----- Record extracts -----
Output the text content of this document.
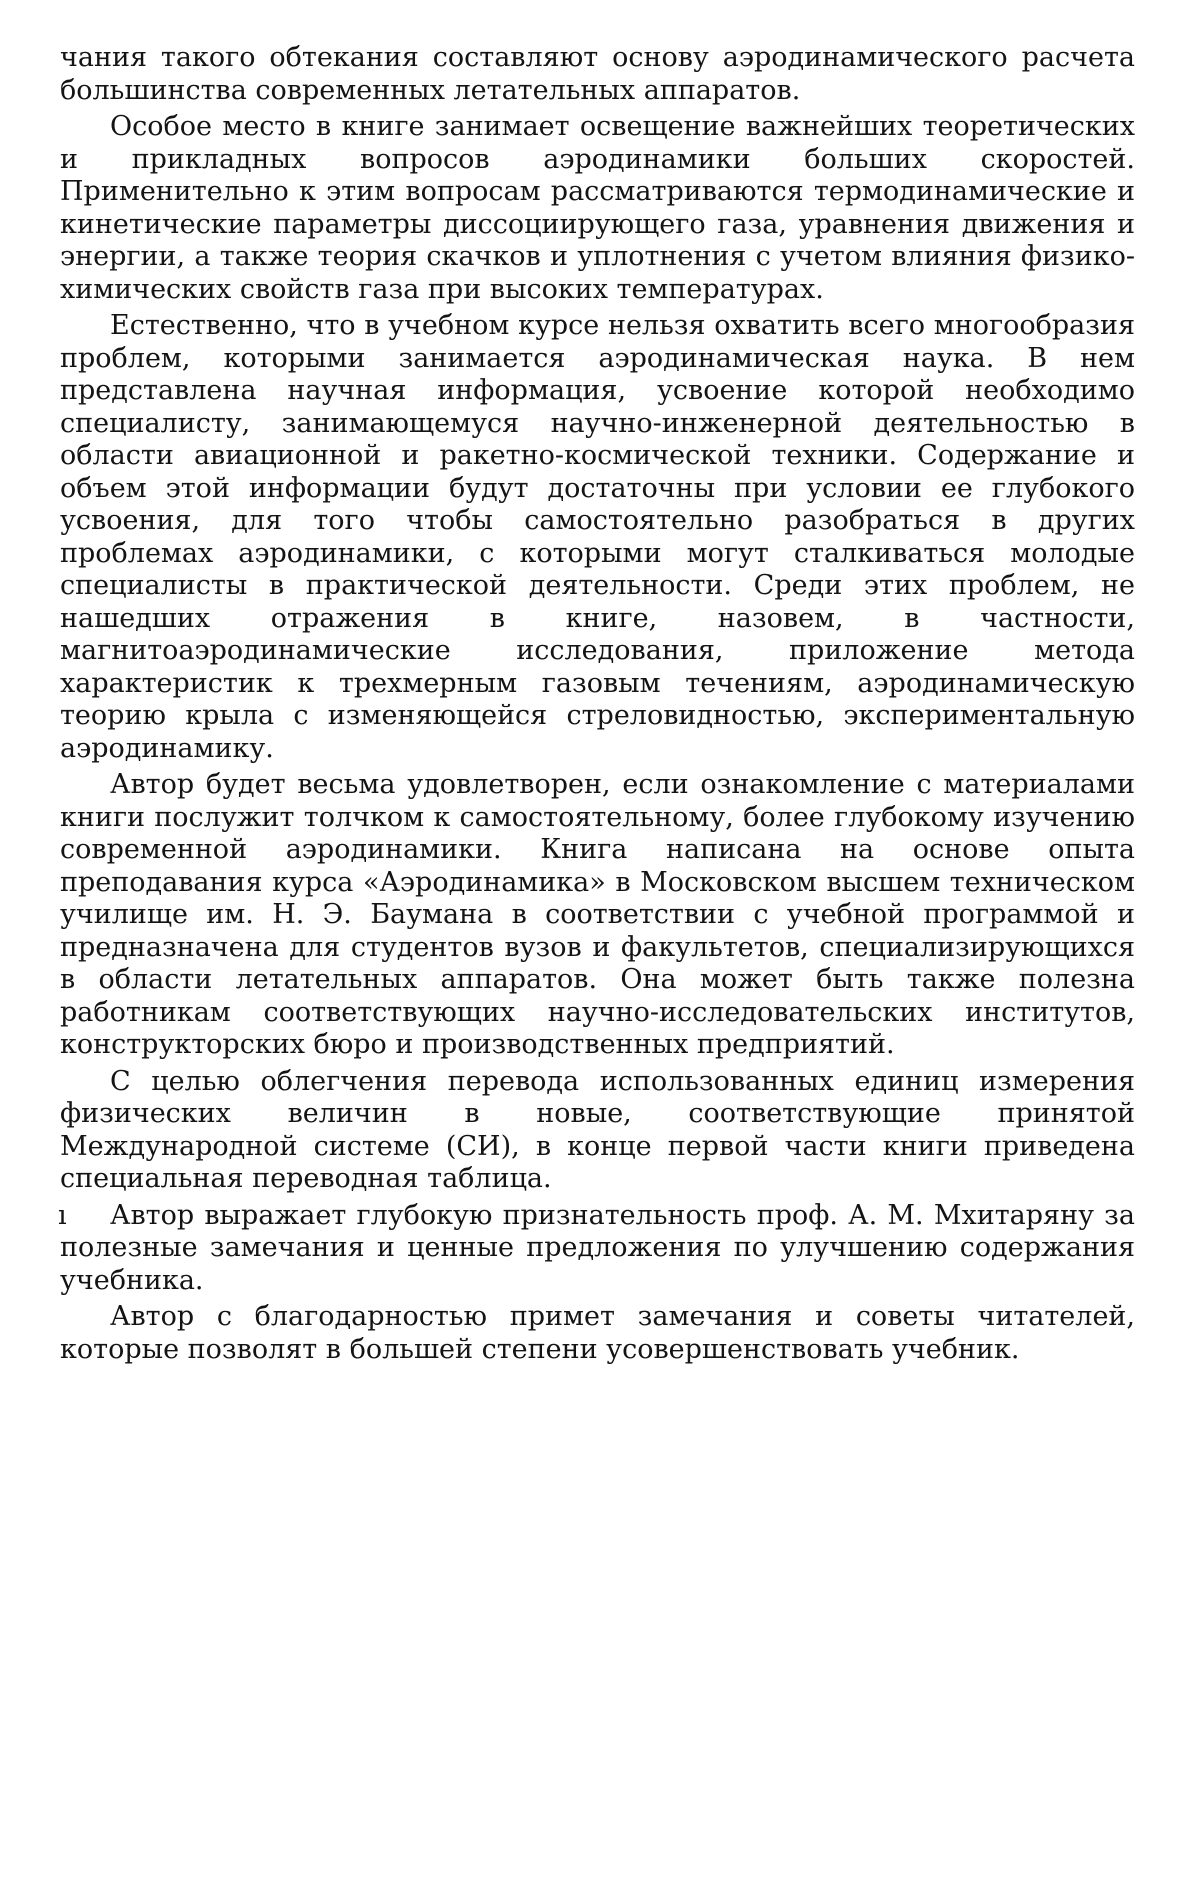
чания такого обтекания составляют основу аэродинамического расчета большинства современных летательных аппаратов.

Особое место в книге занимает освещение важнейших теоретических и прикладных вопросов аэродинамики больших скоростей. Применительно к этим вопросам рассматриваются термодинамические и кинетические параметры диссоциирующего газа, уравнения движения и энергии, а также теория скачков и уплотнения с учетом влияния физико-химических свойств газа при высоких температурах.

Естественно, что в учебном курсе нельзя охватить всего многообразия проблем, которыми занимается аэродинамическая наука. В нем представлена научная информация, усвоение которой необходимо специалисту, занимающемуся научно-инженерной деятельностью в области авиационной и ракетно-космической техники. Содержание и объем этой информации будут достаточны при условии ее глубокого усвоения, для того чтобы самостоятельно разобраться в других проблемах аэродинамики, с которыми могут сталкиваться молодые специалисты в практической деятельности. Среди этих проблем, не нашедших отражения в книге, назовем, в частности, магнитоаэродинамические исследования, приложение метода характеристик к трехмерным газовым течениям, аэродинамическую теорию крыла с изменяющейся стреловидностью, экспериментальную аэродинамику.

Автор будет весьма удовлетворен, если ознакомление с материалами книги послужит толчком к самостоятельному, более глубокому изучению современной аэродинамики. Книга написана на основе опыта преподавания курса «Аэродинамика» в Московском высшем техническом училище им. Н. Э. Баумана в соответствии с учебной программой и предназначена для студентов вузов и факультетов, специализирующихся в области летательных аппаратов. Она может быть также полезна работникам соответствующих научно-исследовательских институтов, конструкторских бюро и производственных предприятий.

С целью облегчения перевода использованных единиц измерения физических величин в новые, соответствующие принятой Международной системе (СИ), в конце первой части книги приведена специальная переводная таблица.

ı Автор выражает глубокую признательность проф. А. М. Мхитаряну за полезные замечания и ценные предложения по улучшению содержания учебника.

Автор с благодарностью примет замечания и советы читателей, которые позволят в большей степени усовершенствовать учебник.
-----
----- Record extracts -----
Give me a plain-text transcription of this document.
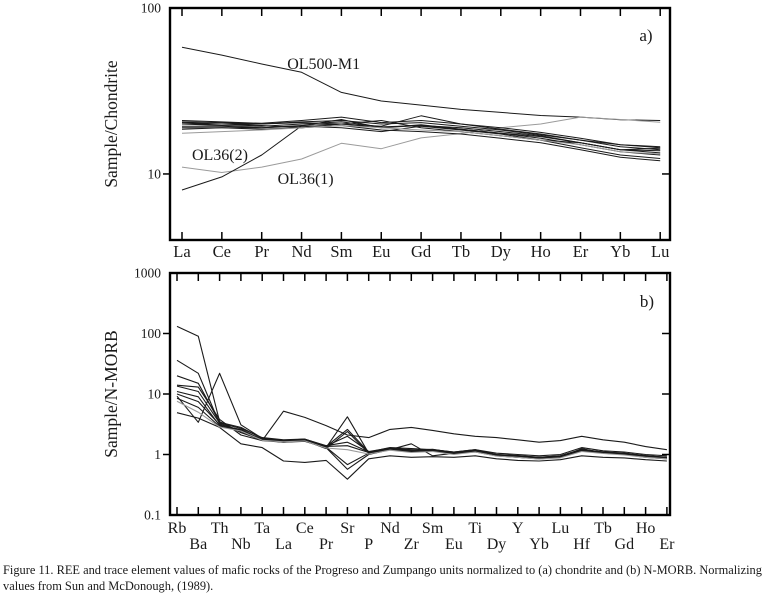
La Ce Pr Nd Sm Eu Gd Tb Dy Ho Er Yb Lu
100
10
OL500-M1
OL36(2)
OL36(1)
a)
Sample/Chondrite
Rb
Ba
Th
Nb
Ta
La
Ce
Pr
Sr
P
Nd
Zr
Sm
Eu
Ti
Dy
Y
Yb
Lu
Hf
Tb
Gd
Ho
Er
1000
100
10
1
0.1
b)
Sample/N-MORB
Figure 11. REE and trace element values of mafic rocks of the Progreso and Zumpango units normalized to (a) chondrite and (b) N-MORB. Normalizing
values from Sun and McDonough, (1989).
-----
----- Record extracts -----
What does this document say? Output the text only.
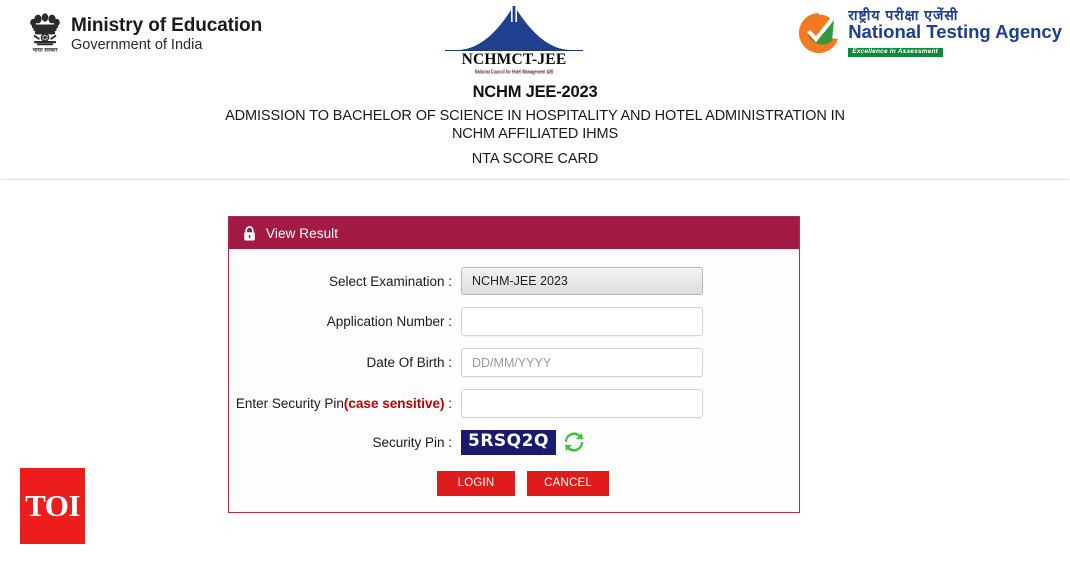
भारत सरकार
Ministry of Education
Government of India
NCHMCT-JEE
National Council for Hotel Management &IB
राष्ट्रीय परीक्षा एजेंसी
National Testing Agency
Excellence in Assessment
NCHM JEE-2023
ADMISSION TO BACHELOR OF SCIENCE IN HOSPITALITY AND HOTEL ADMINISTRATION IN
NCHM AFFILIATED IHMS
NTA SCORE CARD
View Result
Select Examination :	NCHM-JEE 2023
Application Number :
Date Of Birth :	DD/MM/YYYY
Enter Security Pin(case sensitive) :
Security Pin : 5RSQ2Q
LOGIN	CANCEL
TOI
-----
The exercise: Show all lines from the listing above in which "Security" appears.

Reply:
Enter Security Pin(case sensitive) :
Security Pin : 5RSQ2Q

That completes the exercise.